## BEGIN
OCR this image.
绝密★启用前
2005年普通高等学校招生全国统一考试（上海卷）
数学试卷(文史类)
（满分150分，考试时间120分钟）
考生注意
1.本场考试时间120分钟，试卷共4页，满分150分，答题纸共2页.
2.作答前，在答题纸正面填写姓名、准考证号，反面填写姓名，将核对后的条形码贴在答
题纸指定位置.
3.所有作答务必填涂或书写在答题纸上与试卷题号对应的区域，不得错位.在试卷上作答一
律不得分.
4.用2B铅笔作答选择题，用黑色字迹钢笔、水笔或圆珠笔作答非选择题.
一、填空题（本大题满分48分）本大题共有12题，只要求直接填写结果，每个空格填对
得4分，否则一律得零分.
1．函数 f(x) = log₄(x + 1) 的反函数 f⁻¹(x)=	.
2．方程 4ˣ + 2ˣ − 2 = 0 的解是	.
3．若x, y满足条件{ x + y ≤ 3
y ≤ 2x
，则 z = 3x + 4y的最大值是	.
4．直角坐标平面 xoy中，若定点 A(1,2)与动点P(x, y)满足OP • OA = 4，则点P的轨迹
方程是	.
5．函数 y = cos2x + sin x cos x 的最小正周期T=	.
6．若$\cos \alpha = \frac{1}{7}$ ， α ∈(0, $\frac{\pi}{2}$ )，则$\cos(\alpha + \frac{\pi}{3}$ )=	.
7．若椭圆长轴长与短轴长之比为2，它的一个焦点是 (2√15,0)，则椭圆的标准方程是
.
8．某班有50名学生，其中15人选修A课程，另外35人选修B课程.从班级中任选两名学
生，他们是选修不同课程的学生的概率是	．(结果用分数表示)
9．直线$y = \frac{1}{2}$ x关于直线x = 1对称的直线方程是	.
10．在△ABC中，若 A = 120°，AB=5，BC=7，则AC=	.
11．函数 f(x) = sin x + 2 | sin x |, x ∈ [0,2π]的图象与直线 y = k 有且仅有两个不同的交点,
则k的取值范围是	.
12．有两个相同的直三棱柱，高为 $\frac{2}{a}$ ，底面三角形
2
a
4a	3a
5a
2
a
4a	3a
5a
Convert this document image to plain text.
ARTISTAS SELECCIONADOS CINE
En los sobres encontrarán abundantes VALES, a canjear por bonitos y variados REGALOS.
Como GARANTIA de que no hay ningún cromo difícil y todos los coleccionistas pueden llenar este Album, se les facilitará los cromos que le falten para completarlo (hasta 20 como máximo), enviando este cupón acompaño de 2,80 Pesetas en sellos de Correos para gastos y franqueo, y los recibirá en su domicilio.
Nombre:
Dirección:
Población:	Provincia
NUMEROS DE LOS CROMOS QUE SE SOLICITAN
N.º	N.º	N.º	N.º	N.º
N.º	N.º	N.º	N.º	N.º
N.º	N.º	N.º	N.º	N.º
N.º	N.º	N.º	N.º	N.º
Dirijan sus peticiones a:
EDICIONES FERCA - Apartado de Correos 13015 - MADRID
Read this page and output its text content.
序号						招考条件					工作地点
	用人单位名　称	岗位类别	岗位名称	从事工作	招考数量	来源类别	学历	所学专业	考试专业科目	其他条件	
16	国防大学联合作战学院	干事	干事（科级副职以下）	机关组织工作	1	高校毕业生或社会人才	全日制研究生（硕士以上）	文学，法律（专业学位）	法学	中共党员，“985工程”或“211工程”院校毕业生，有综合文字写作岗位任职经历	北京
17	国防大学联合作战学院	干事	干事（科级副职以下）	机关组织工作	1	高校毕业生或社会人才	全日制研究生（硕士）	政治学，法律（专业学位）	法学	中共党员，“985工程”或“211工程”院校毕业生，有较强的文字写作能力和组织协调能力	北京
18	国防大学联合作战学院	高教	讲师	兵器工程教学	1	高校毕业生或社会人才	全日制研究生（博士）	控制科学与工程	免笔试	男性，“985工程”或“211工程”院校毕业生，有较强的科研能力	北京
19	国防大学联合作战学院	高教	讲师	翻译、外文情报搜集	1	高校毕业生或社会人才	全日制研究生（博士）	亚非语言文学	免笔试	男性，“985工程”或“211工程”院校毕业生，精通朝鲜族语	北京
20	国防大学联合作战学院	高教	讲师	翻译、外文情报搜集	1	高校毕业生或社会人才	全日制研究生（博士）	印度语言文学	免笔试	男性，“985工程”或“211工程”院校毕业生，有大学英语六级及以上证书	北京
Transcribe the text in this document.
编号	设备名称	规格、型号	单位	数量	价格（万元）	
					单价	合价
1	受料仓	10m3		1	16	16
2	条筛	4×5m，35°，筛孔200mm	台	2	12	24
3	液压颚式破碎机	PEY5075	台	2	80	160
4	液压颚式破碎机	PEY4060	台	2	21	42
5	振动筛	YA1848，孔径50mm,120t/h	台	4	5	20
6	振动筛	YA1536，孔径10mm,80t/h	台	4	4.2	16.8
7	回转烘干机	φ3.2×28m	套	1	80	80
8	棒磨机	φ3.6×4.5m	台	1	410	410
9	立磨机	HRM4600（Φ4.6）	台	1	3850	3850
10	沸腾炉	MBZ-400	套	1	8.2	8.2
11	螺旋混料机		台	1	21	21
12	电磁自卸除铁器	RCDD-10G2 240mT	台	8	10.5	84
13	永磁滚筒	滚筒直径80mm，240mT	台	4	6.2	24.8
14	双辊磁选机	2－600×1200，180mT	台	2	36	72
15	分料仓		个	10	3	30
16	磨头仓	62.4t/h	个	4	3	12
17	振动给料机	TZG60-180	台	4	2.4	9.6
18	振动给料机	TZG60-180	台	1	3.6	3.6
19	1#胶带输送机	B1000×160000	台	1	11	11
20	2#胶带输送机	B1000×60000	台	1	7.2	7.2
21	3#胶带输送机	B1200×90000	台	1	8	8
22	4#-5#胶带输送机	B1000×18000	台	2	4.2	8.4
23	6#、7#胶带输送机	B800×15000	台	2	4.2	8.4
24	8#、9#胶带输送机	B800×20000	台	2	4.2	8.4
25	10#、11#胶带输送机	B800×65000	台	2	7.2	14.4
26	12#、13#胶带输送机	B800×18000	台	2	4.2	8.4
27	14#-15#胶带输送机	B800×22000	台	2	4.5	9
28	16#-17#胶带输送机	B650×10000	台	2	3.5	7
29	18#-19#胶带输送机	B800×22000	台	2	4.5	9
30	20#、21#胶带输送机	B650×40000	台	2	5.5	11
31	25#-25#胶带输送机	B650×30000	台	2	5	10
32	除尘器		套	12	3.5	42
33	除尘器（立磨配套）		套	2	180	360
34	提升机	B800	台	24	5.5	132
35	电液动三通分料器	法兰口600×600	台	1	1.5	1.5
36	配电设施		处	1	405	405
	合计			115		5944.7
## END
▶ **Exercise instructions**
Retype all the records, matching them exactly.

▶ **Reply**
OCR this image.
绝密★启用前
2005年普通高等学校招生全国统一考试（上海卷）
数学试卷(文史类)
（满分150分，考试时间120分钟）
考生注意
1.本场考试时间120分钟，试卷共4页，满分150分，答题纸共2页.
2.作答前，在答题纸正面填写姓名、准考证号，反面填写姓名，将核对后的条形码贴在答
题纸指定位置.
3.所有作答务必填涂或书写在答题纸上与试卷题号对应的区域，不得错位.在试卷上作答一
律不得分.
4.用2B铅笔作答选择题，用黑色字迹钢笔、水笔或圆珠笔作答非选择题.
一、填空题（本大题满分48分）本大题共有12题，只要求直接填写结果，每个空格填对
得4分，否则一律得零分.
1．函数 f(x) = log₄(x + 1) 的反函数 f⁻¹(x)=	.
2．方程 4ˣ + 2ˣ − 2 = 0 的解是	.
3．若x, y满足条件{ x + y ≤ 3
y ≤ 2x
，则 z = 3x + 4y的最大值是	.
4．直角坐标平面 xoy中，若定点 A(1,2)与动点P(x, y)满足OP • OA = 4，则点P的轨迹
方程是	.
5．函数 y = cos2x + sin x cos x 的最小正周期T=	.
6．若$\cos \alpha = \frac{1}{7}$ ， α ∈(0, $\frac{\pi}{2}$ )，则$\cos(\alpha + \frac{\pi}{3}$ )=	.
7．若椭圆长轴长与短轴长之比为2，它的一个焦点是 (2√15,0)，则椭圆的标准方程是
.
8．某班有50名学生，其中15人选修A课程，另外35人选修B课程.从班级中任选两名学
生，他们是选修不同课程的学生的概率是	．(结果用分数表示)
9．直线$y = \frac{1}{2}$ x关于直线x = 1对称的直线方程是	.
10．在△ABC中，若 A = 120°，AB=5，BC=7，则AC=	.
11．函数 f(x) = sin x + 2 | sin x |, x ∈ [0,2π]的图象与直线 y = k 有且仅有两个不同的交点,
则k的取值范围是	.
12．有两个相同的直三棱柱，高为 $\frac{2}{a}$ ，底面三角形
2
a
4a	3a
5a
2
a
4a	3a
5a
Convert this document image to plain text.
ARTISTAS SELECCIONADOS CINE
En los sobres encontrarán abundantes VALES, a canjear por bonitos y variados REGALOS.
Como GARANTIA de que no hay ningún cromo difícil y todos los coleccionistas pueden llenar este Album, se les facilitará los cromos que le falten para completarlo (hasta 20 como máximo), enviando este cupón acompaño de 2,80 Pesetas en sellos de Correos para gastos y franqueo, y los recibirá en su domicilio.
Nombre:
Dirección:
Población:	Provincia
NUMEROS DE LOS CROMOS QUE SE SOLICITAN
N.º	N.º	N.º	N.º	N.º
N.º	N.º	N.º	N.º	N.º
N.º	N.º	N.º	N.º	N.º
N.º	N.º	N.º	N.º	N.º
Dirijan sus peticiones a:
EDICIONES FERCA - Apartado de Correos 13015 - MADRID
Read this page and output its text content.
序号						招考条件					工作地点
	用人单位名　称	岗位类别	岗位名称	从事工作	招考数量	来源类别	学历	所学专业	考试专业科目	其他条件	
16	国防大学联合作战学院	干事	干事（科级副职以下）	机关组织工作	1	高校毕业生或社会人才	全日制研究生（硕士以上）	文学，法律（专业学位）	法学	中共党员，“985工程”或“211工程”院校毕业生，有综合文字写作岗位任职经历	北京
17	国防大学联合作战学院	干事	干事（科级副职以下）	机关组织工作	1	高校毕业生或社会人才	全日制研究生（硕士）	政治学，法律（专业学位）	法学	中共党员，“985工程”或“211工程”院校毕业生，有较强的文字写作能力和组织协调能力	北京
18	国防大学联合作战学院	高教	讲师	兵器工程教学	1	高校毕业生或社会人才	全日制研究生（博士）	控制科学与工程	免笔试	男性，“985工程”或“211工程”院校毕业生，有较强的科研能力	北京
19	国防大学联合作战学院	高教	讲师	翻译、外文情报搜集	1	高校毕业生或社会人才	全日制研究生（博士）	亚非语言文学	免笔试	男性，“985工程”或“211工程”院校毕业生，精通朝鲜族语	北京
20	国防大学联合作战学院	高教	讲师	翻译、外文情报搜集	1	高校毕业生或社会人才	全日制研究生（博士）	印度语言文学	免笔试	男性，“985工程”或“211工程”院校毕业生，有大学英语六级及以上证书	北京
Transcribe the text in this document.
编号	设备名称	规格、型号	单位	数量	价格（万元）	
					单价	合价
1	受料仓	10m3		1	16	16
2	条筛	4×5m，35°，筛孔200mm	台	2	12	24
3	液压颚式破碎机	PEY5075	台	2	80	160
4	液压颚式破碎机	PEY4060	台	2	21	42
5	振动筛	YA1848，孔径50mm,120t/h	台	4	5	20
6	振动筛	YA1536，孔径10mm,80t/h	台	4	4.2	16.8
7	回转烘干机	φ3.2×28m	套	1	80	80
8	棒磨机	φ3.6×4.5m	台	1	410	410
9	立磨机	HRM4600（Φ4.6）	台	1	3850	3850
10	沸腾炉	MBZ-400	套	1	8.2	8.2
11	螺旋混料机		台	1	21	21
12	电磁自卸除铁器	RCDD-10G2 240mT	台	8	10.5	84
13	永磁滚筒	滚筒直径80mm，240mT	台	4	6.2	24.8
14	双辊磁选机	2－600×1200，180mT	台	2	36	72
15	分料仓		个	10	3	30
16	磨头仓	62.4t/h	个	4	3	12
17	振动给料机	TZG60-180	台	4	2.4	9.6
18	振动给料机	TZG60-180	台	1	3.6	3.6
19	1#胶带输送机	B1000×160000	台	1	11	11
20	2#胶带输送机	B1000×60000	台	1	7.2	7.2
21	3#胶带输送机	B1200×90000	台	1	8	8
22	4#-5#胶带输送机	B1000×18000	台	2	4.2	8.4
23	6#、7#胶带输送机	B800×15000	台	2	4.2	8.4
24	8#、9#胶带输送机	B800×20000	台	2	4.2	8.4
25	10#、11#胶带输送机	B800×65000	台	2	7.2	14.4
26	12#、13#胶带输送机	B800×18000	台	2	4.2	8.4
27	14#-15#胶带输送机	B800×22000	台	2	4.5	9
28	16#-17#胶带输送机	B650×10000	台	2	3.5	7
29	18#-19#胶带输送机	B800×22000	台	2	4.5	9
30	20#、21#胶带输送机	B650×40000	台	2	5.5	11
31	25#-25#胶带输送机	B650×30000	台	2	5	10
32	除尘器		套	12	3.5	42
33	除尘器（立磨配套）		套	2	180	360
34	提升机	B800	台	24	5.5	132
35	电液动三通分料器	法兰口600×600	台	1	1.5	1.5
36	配电设施		处	1	405	405
	合计			115		5944.7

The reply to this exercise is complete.